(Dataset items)
/---
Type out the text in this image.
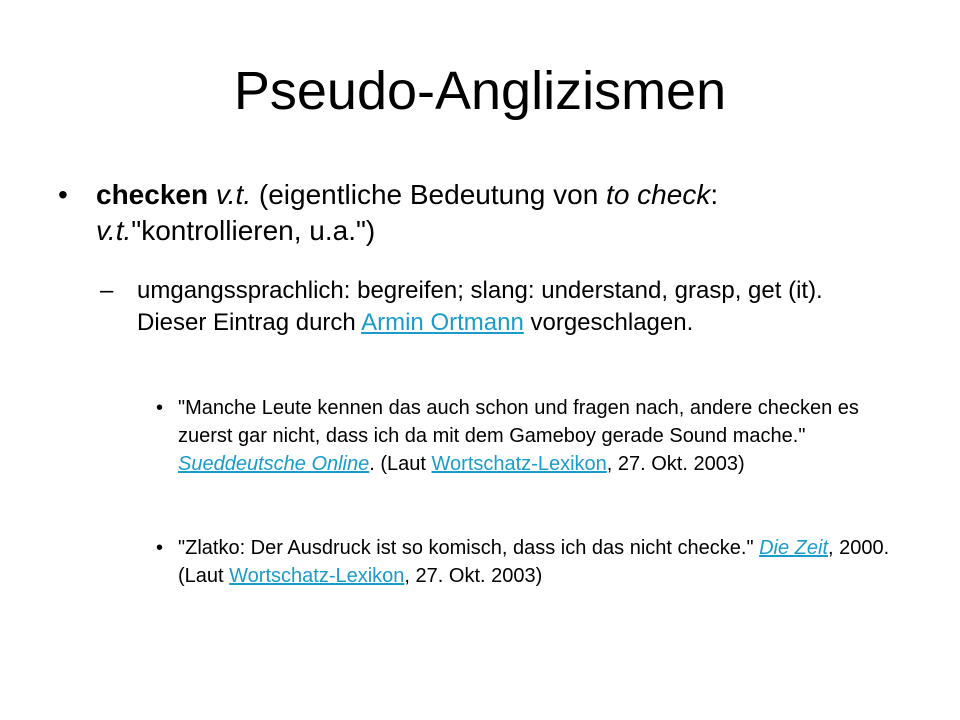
Pseudo-Anglizismen
• checken v.t. (eigentliche Bedeutung von to check: v.t."kontrollieren, u.a.")
– umgangssprachlich: begreifen; slang: understand, grasp, get (it). Dieser Eintrag durch Armin Ortmann vorgeschlagen.
• "Manche Leute kennen das auch schon und fragen nach, andere checken es zuerst gar nicht, dass ich da mit dem Gameboy gerade Sound mache." Sueddeutsche Online. (Laut Wortschatz-Lexikon, 27. Okt. 2003)
• "Zlatko: Der Ausdruck ist so komisch, dass ich das nicht checke." Die Zeit, 2000. (Laut Wortschatz-Lexikon, 27. Okt. 2003)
\---
== WHAT IS EXPECTED ==
Which lines contain the word "dass"? Copy each one.

== WRITTEN REPLY ==
• "Manche Leute kennen das auch schon und fragen nach, andere checken es zuerst gar nicht, dass ich da mit dem Gameboy gerade Sound mache." Sueddeutsche Online. (Laut Wortschatz-Lexikon, 27. Okt. 2003)
• "Zlatko: Der Ausdruck ist so komisch, dass ich das nicht checke." Die Zeit, 2000. (Laut Wortschatz-Lexikon, 27. Okt. 2003)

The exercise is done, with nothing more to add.